• _Entries shown_
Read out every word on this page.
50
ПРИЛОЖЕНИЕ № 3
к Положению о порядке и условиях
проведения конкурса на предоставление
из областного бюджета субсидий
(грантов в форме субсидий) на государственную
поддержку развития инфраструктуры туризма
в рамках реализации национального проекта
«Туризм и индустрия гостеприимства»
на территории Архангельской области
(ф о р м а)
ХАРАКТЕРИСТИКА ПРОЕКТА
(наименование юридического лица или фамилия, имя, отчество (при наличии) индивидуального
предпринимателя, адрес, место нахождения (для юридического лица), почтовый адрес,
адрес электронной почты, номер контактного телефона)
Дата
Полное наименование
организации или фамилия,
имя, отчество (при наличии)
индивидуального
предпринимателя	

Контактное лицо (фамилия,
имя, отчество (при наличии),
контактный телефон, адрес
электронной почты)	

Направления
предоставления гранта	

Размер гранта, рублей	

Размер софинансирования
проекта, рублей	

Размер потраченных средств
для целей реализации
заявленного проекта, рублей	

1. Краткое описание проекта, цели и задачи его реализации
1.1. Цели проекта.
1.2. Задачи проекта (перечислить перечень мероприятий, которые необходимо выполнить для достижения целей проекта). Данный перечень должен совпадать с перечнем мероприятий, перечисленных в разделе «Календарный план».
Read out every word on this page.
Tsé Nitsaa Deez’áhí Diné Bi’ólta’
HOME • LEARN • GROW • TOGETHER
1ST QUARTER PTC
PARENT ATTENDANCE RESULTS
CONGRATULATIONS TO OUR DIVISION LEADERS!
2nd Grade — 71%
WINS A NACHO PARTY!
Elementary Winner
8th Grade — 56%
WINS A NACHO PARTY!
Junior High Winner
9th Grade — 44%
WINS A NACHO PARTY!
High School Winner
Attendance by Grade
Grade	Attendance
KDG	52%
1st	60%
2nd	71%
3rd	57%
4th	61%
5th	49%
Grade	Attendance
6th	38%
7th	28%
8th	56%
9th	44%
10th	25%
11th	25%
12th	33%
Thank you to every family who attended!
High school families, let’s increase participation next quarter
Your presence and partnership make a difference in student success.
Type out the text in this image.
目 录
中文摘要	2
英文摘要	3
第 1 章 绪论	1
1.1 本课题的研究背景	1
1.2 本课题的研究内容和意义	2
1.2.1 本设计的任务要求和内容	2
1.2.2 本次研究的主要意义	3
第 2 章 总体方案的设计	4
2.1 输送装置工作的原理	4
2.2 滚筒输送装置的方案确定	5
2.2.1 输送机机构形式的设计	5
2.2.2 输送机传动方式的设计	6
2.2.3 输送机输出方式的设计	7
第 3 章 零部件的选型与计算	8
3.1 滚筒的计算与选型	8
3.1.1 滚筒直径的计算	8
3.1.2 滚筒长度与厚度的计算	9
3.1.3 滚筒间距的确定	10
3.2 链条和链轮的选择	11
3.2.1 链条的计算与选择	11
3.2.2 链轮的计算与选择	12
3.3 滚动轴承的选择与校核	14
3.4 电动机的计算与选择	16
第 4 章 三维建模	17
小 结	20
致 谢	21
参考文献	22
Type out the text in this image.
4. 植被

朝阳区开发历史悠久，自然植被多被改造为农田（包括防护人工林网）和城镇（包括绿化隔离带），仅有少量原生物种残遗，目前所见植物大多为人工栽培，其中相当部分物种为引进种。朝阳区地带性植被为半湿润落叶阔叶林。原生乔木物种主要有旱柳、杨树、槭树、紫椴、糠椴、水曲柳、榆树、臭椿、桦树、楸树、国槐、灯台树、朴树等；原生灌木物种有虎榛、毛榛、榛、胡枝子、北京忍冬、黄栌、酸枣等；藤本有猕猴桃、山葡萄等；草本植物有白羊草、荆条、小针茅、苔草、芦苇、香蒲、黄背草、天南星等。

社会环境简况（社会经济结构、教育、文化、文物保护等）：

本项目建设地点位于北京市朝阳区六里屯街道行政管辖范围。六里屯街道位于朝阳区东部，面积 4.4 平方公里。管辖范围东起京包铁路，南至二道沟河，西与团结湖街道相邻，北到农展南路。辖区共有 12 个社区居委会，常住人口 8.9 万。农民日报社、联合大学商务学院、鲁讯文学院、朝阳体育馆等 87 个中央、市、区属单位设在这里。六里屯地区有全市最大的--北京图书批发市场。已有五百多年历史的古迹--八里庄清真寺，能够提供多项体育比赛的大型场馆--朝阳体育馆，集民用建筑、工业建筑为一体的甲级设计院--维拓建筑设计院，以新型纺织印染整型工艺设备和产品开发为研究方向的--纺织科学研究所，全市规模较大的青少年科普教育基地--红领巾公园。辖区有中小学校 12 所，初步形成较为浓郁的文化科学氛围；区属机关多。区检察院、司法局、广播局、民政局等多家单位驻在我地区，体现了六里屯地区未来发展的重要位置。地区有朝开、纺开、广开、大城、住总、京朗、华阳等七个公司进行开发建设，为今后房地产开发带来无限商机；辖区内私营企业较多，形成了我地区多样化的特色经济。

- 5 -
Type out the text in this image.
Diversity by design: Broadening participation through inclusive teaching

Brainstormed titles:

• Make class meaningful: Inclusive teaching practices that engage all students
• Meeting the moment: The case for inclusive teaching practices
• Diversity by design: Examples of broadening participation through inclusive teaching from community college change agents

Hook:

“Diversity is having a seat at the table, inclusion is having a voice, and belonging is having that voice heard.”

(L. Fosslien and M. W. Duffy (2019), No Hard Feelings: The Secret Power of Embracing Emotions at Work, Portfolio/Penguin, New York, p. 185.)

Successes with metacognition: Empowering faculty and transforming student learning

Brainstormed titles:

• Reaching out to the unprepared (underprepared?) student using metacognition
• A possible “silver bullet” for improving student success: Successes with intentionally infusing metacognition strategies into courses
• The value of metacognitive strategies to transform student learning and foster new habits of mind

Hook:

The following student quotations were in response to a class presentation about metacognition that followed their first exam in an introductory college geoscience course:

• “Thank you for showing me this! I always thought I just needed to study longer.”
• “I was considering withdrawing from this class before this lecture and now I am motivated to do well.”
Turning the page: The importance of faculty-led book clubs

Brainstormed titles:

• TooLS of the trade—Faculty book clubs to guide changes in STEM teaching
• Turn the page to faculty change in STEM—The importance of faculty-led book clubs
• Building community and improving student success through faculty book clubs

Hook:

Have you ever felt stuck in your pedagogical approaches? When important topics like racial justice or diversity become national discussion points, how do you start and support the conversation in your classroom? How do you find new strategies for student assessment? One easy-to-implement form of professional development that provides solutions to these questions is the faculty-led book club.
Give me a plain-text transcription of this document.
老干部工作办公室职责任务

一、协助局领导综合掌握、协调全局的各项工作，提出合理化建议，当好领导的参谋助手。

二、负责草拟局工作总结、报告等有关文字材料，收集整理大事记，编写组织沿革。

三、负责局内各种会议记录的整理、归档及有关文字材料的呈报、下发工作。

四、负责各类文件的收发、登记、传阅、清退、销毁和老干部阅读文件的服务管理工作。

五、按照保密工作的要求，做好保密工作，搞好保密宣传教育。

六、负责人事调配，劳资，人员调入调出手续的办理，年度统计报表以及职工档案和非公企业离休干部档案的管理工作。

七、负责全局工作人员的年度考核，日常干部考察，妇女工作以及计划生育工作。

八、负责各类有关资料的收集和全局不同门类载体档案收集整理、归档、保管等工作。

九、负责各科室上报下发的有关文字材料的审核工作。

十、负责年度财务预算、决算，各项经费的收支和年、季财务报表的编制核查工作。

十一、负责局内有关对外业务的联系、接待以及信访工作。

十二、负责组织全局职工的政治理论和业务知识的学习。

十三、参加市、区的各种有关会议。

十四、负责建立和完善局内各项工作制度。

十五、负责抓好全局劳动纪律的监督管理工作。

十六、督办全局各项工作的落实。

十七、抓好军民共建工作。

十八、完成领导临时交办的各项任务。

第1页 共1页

• _Set task_
From the first line to the last, retype the data exactly.

• _Task answer_
Read out every word on this page.
50
ПРИЛОЖЕНИЕ № 3
к Положению о порядке и условиях
проведения конкурса на предоставление
из областного бюджета субсидий
(грантов в форме субсидий) на государственную
поддержку развития инфраструктуры туризма
в рамках реализации национального проекта
«Туризм и индустрия гостеприимства»
на территории Архангельской области
(ф о р м а)
ХАРАКТЕРИСТИКА ПРОЕКТА
(наименование юридического лица или фамилия, имя, отчество (при наличии) индивидуального
предпринимателя, адрес, место нахождения (для юридического лица), почтовый адрес,
адрес электронной почты, номер контактного телефона)
Дата
Полное наименование
организации или фамилия,
имя, отчество (при наличии)
индивидуального
предпринимателя	

Контактное лицо (фамилия,
имя, отчество (при наличии),
контактный телефон, адрес
электронной почты)	

Направления
предоставления гранта	

Размер гранта, рублей	

Размер софинансирования
проекта, рублей	

Размер потраченных средств
для целей реализации
заявленного проекта, рублей	

1. Краткое описание проекта, цели и задачи его реализации
1.1. Цели проекта.
1.2. Задачи проекта (перечислить перечень мероприятий, которые необходимо выполнить для достижения целей проекта). Данный перечень должен совпадать с перечнем мероприятий, перечисленных в разделе «Календарный план».
Read out every word on this page.
Tsé Nitsaa Deez’áhí Diné Bi’ólta’
HOME • LEARN • GROW • TOGETHER
1ST QUARTER PTC
PARENT ATTENDANCE RESULTS
CONGRATULATIONS TO OUR DIVISION LEADERS!
2nd Grade — 71%
WINS A NACHO PARTY!
Elementary Winner
8th Grade — 56%
WINS A NACHO PARTY!
Junior High Winner
9th Grade — 44%
WINS A NACHO PARTY!
High School Winner
Attendance by Grade
Grade	Attendance
KDG	52%
1st	60%
2nd	71%
3rd	57%
4th	61%
5th	49%
Grade	Attendance
6th	38%
7th	28%
8th	56%
9th	44%
10th	25%
11th	25%
12th	33%
Thank you to every family who attended!
High school families, let’s increase participation next quarter
Your presence and partnership make a difference in student success.
Type out the text in this image.
目 录
中文摘要	2
英文摘要	3
第 1 章 绪论	1
1.1 本课题的研究背景	1
1.2 本课题的研究内容和意义	2
1.2.1 本设计的任务要求和内容	2
1.2.2 本次研究的主要意义	3
第 2 章 总体方案的设计	4
2.1 输送装置工作的原理	4
2.2 滚筒输送装置的方案确定	5
2.2.1 输送机机构形式的设计	5
2.2.2 输送机传动方式的设计	6
2.2.3 输送机输出方式的设计	7
第 3 章 零部件的选型与计算	8
3.1 滚筒的计算与选型	8
3.1.1 滚筒直径的计算	8
3.1.2 滚筒长度与厚度的计算	9
3.1.3 滚筒间距的确定	10
3.2 链条和链轮的选择	11
3.2.1 链条的计算与选择	11
3.2.2 链轮的计算与选择	12
3.3 滚动轴承的选择与校核	14
3.4 电动机的计算与选择	16
第 4 章 三维建模	17
小 结	20
致 谢	21
参考文献	22
Type out the text in this image.
4. 植被

朝阳区开发历史悠久，自然植被多被改造为农田（包括防护人工林网）和城镇（包括绿化隔离带），仅有少量原生物种残遗，目前所见植物大多为人工栽培，其中相当部分物种为引进种。朝阳区地带性植被为半湿润落叶阔叶林。原生乔木物种主要有旱柳、杨树、槭树、紫椴、糠椴、水曲柳、榆树、臭椿、桦树、楸树、国槐、灯台树、朴树等；原生灌木物种有虎榛、毛榛、榛、胡枝子、北京忍冬、黄栌、酸枣等；藤本有猕猴桃、山葡萄等；草本植物有白羊草、荆条、小针茅、苔草、芦苇、香蒲、黄背草、天南星等。

社会环境简况（社会经济结构、教育、文化、文物保护等）：

本项目建设地点位于北京市朝阳区六里屯街道行政管辖范围。六里屯街道位于朝阳区东部，面积 4.4 平方公里。管辖范围东起京包铁路，南至二道沟河，西与团结湖街道相邻，北到农展南路。辖区共有 12 个社区居委会，常住人口 8.9 万。农民日报社、联合大学商务学院、鲁讯文学院、朝阳体育馆等 87 个中央、市、区属单位设在这里。六里屯地区有全市最大的--北京图书批发市场。已有五百多年历史的古迹--八里庄清真寺，能够提供多项体育比赛的大型场馆--朝阳体育馆，集民用建筑、工业建筑为一体的甲级设计院--维拓建筑设计院，以新型纺织印染整型工艺设备和产品开发为研究方向的--纺织科学研究所，全市规模较大的青少年科普教育基地--红领巾公园。辖区有中小学校 12 所，初步形成较为浓郁的文化科学氛围；区属机关多。区检察院、司法局、广播局、民政局等多家单位驻在我地区，体现了六里屯地区未来发展的重要位置。地区有朝开、纺开、广开、大城、住总、京朗、华阳等七个公司进行开发建设，为今后房地产开发带来无限商机；辖区内私营企业较多，形成了我地区多样化的特色经济。

- 5 -
Type out the text in this image.
Diversity by design: Broadening participation through inclusive teaching

Brainstormed titles:

• Make class meaningful: Inclusive teaching practices that engage all students
• Meeting the moment: The case for inclusive teaching practices
• Diversity by design: Examples of broadening participation through inclusive teaching from community college change agents

Hook:

“Diversity is having a seat at the table, inclusion is having a voice, and belonging is having that voice heard.”

(L. Fosslien and M. W. Duffy (2019), No Hard Feelings: The Secret Power of Embracing Emotions at Work, Portfolio/Penguin, New York, p. 185.)

Successes with metacognition: Empowering faculty and transforming student learning

Brainstormed titles:

• Reaching out to the unprepared (underprepared?) student using metacognition
• A possible “silver bullet” for improving student success: Successes with intentionally infusing metacognition strategies into courses
• The value of metacognitive strategies to transform student learning and foster new habits of mind

Hook:

The following student quotations were in response to a class presentation about metacognition that followed their first exam in an introductory college geoscience course:

• “Thank you for showing me this! I always thought I just needed to study longer.”
• “I was considering withdrawing from this class before this lecture and now I am motivated to do well.”
Turning the page: The importance of faculty-led book clubs

Brainstormed titles:

• TooLS of the trade—Faculty book clubs to guide changes in STEM teaching
• Turn the page to faculty change in STEM—The importance of faculty-led book clubs
• Building community and improving student success through faculty book clubs

Hook:

Have you ever felt stuck in your pedagogical approaches? When important topics like racial justice or diversity become national discussion points, how do you start and support the conversation in your classroom? How do you find new strategies for student assessment? One easy-to-implement form of professional development that provides solutions to these questions is the faculty-led book club.
Give me a plain-text transcription of this document.
老干部工作办公室职责任务

一、协助局领导综合掌握、协调全局的各项工作，提出合理化建议，当好领导的参谋助手。

二、负责草拟局工作总结、报告等有关文字材料，收集整理大事记，编写组织沿革。

三、负责局内各种会议记录的整理、归档及有关文字材料的呈报、下发工作。

四、负责各类文件的收发、登记、传阅、清退、销毁和老干部阅读文件的服务管理工作。

五、按照保密工作的要求，做好保密工作，搞好保密宣传教育。

六、负责人事调配，劳资，人员调入调出手续的办理，年度统计报表以及职工档案和非公企业离休干部档案的管理工作。

七、负责全局工作人员的年度考核，日常干部考察，妇女工作以及计划生育工作。

八、负责各类有关资料的收集和全局不同门类载体档案收集整理、归档、保管等工作。

九、负责各科室上报下发的有关文字材料的审核工作。

十、负责年度财务预算、决算，各项经费的收支和年、季财务报表的编制核查工作。

十一、负责局内有关对外业务的联系、接待以及信访工作。

十二、负责组织全局职工的政治理论和业务知识的学习。

十三、参加市、区的各种有关会议。

十四、负责建立和完善局内各项工作制度。

十五、负责抓好全局劳动纪律的监督管理工作。

十六、督办全局各项工作的落实。

十七、抓好军民共建工作。

十八、完成领导临时交办的各项任务。

第1页 共1页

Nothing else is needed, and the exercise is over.